DATA EXCERPTS ::
--- --- ---

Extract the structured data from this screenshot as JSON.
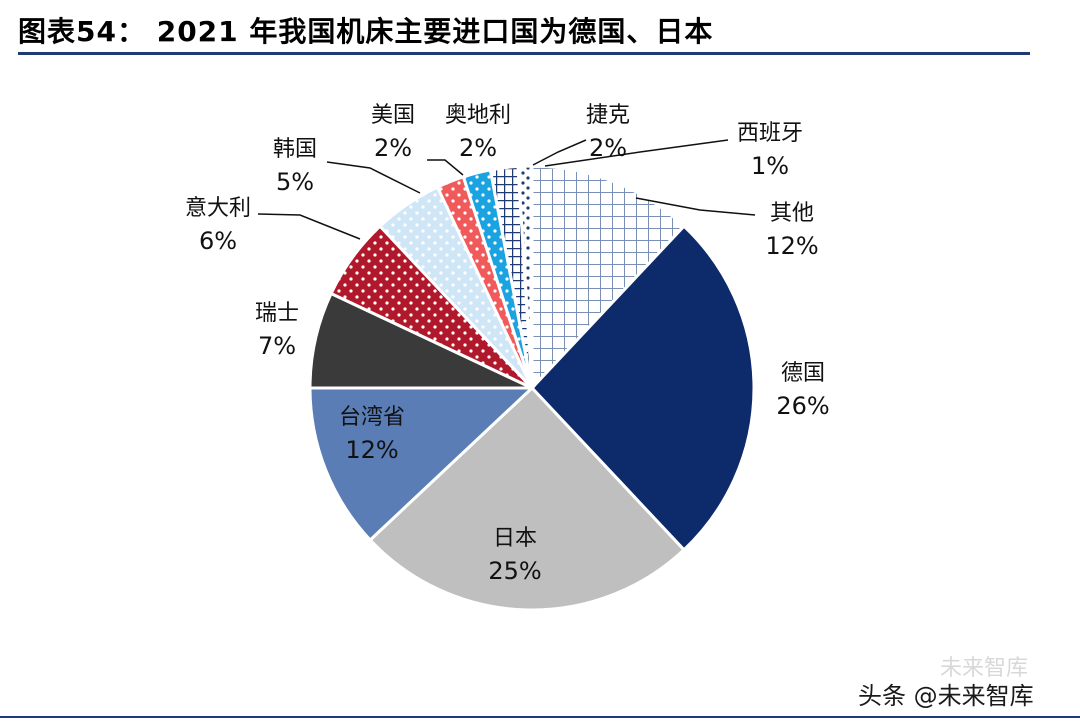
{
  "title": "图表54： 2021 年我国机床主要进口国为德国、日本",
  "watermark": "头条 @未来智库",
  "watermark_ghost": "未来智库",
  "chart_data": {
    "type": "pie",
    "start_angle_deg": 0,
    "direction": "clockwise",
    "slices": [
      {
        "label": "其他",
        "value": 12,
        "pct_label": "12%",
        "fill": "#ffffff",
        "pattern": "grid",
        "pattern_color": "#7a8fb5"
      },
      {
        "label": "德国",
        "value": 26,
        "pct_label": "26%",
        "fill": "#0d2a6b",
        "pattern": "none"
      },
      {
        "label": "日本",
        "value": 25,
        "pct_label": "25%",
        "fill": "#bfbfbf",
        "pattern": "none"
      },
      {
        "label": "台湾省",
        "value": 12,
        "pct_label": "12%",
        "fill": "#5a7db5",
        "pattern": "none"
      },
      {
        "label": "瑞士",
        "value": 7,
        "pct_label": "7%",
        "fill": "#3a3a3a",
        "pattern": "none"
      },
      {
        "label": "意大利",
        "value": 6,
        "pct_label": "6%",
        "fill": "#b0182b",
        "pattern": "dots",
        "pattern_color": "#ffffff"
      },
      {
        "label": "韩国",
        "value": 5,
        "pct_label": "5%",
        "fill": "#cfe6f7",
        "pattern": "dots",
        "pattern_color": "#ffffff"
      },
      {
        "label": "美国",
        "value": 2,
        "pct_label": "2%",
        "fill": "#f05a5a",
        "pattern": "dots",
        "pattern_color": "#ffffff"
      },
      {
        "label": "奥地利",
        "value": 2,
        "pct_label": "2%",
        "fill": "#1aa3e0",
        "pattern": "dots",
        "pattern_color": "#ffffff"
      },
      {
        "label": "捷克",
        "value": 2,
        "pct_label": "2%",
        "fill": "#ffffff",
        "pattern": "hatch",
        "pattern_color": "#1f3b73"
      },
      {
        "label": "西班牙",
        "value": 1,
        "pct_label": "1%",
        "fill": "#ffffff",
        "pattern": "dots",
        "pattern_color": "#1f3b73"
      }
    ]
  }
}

--- --- ---

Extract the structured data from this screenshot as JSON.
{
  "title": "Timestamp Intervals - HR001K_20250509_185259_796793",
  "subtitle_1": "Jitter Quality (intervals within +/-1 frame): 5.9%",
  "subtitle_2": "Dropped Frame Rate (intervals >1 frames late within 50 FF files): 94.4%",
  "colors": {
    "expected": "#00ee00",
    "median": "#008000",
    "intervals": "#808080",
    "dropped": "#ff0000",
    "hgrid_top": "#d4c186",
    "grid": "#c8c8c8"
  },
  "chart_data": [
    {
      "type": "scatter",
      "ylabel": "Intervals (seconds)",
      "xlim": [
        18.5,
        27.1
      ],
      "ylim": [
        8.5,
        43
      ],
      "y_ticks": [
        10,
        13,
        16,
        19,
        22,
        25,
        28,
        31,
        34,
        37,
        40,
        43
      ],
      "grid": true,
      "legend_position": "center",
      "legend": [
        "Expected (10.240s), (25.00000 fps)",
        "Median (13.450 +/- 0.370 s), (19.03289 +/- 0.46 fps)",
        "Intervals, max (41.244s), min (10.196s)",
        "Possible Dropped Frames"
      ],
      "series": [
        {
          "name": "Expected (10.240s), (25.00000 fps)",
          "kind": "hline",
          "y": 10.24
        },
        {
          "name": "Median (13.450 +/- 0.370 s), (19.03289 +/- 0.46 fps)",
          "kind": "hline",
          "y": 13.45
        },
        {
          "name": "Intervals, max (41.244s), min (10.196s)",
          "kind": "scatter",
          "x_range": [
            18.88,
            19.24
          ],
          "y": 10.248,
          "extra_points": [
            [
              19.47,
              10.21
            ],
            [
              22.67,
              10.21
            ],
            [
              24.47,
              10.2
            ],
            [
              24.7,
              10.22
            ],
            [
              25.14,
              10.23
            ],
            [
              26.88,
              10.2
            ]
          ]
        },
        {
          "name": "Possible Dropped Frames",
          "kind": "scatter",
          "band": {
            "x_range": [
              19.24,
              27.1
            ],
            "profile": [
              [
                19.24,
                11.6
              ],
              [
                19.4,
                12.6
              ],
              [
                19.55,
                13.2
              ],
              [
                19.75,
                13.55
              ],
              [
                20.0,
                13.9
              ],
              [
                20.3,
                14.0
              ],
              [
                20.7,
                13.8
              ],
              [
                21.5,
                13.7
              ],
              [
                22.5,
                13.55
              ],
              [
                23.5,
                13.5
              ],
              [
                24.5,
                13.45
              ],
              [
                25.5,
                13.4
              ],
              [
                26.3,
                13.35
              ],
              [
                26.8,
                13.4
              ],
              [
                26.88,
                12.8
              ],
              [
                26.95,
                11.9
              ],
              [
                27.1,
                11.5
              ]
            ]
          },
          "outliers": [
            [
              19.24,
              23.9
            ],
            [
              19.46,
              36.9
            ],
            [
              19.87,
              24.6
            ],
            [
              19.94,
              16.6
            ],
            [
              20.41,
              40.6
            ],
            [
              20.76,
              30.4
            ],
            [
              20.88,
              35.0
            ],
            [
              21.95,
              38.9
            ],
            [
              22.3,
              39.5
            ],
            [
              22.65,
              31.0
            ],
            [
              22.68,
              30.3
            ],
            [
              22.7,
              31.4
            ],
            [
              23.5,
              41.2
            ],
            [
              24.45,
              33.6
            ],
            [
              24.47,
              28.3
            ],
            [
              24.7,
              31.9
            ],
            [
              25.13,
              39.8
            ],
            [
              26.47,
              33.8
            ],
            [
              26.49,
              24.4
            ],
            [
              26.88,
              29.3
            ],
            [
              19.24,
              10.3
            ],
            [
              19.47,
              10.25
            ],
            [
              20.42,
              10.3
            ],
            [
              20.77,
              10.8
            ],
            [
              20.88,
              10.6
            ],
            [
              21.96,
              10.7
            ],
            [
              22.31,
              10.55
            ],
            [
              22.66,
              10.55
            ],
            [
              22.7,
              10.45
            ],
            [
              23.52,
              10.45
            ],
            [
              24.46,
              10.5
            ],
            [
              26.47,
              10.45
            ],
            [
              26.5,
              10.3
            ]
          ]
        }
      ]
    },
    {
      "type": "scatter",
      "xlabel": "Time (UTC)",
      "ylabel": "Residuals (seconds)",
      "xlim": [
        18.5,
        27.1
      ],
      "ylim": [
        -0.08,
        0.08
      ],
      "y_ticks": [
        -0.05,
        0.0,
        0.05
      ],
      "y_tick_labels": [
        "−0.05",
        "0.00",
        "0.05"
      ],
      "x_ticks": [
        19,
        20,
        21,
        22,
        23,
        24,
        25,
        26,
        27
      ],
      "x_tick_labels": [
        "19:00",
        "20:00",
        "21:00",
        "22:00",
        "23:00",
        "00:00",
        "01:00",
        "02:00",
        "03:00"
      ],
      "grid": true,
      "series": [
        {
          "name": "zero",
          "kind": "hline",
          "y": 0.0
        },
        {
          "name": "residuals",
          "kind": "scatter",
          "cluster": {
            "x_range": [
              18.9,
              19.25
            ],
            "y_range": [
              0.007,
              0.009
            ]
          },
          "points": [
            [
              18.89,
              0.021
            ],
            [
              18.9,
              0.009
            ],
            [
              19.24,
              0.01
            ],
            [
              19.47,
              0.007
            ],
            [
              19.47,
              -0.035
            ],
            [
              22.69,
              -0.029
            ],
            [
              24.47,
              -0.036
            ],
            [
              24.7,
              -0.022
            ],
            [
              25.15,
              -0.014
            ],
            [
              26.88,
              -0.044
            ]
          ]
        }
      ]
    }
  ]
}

--- --- ---

INSTRUCTIONS TO FOLLOW :: Tell how many lines in the material above include the word "ylabel", giving the number only.

SOLUTION TO THIS EXERCISE :: 2